(Dataset records)
* start *
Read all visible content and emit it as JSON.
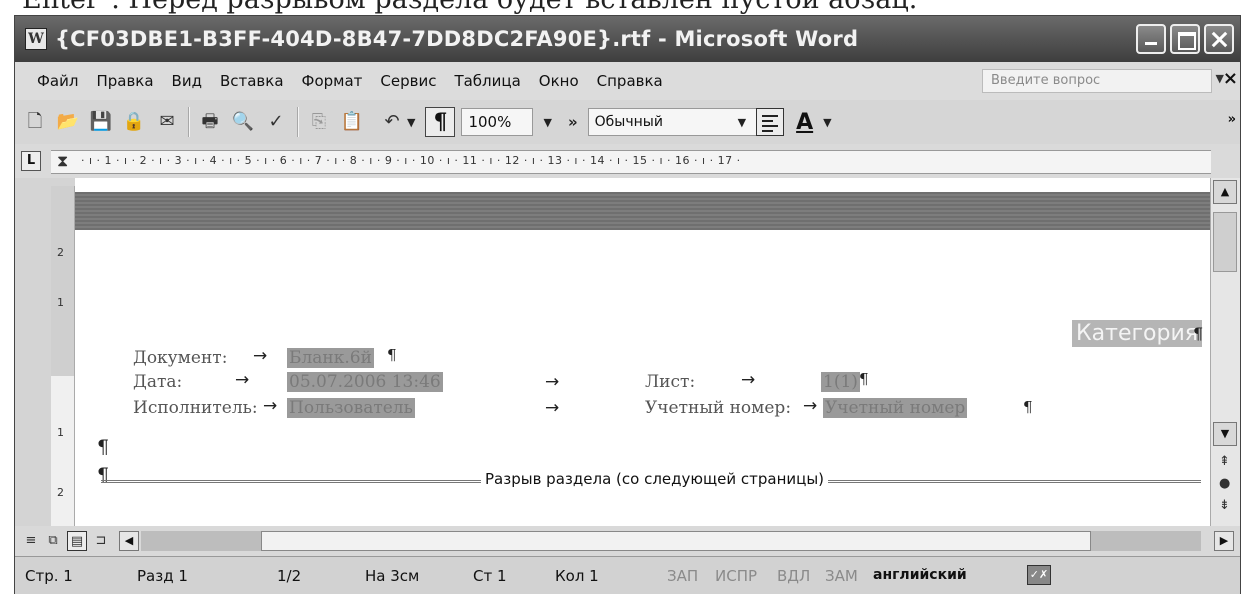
{
  "book_line": "Enter\". Перед разрывом раздела будет вставлен пустой абзац.",
  "window": {
    "title": "{CF03DBE1-B3FF-404D-8B47-7DD8DC2FA90E}.rtf - Microsoft Word",
    "icon": "word-document-icon"
  },
  "menu": {
    "items": [
      "Файл",
      "Правка",
      "Вид",
      "Вставка",
      "Формат",
      "Сервис",
      "Таблица",
      "Окно",
      "Справка"
    ],
    "help_placeholder": "Введите вопрос"
  },
  "toolbar": {
    "zoom": "100%",
    "style": "Обычный"
  },
  "ruler": {
    "marks": "· ı · 1 · ı · 2 · ı · 3 · ı · 4 · ı · 5 · ı · 6 · ı · 7 · ı · 8 · ı · 9 · ı · 10 · ı · 11 · ı · 12 · ı · 13 · ı · 14 · ı · 15 · ı · 16 · ı · 17 ·"
  },
  "document": {
    "category": "Категория",
    "rows": {
      "doc_label": "Документ:",
      "doc_value": "Бланк.6й",
      "date_label": "Дата:",
      "date_value": "05.07.2006 13:46",
      "sheet_label": "Лист:",
      "sheet_value": "1(1)",
      "exec_label": "Исполнитель:",
      "exec_value": "Пользователь",
      "acct_label": "Учетный номер:",
      "acct_value": "Учетный номер"
    },
    "section_break": "Разрыв раздела (со следующей страницы)"
  },
  "status": {
    "page": "Стр. 1",
    "section": "Разд 1",
    "pages": "1/2",
    "at": "На 3см",
    "line": "Ст 1",
    "col": "Кол 1",
    "rec": "ЗАП",
    "trk": "ИСПР",
    "ext": "ВДЛ",
    "ovr": "ЗАМ",
    "lang": "английский"
  }
}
* end *
**AIM OF THE EXERCISE:** Write out every line of the entries that holds the word "номер".

**RESPONSE:**
      "acct_label": "Учетный номер:",
      "acct_value": "Учетный номер"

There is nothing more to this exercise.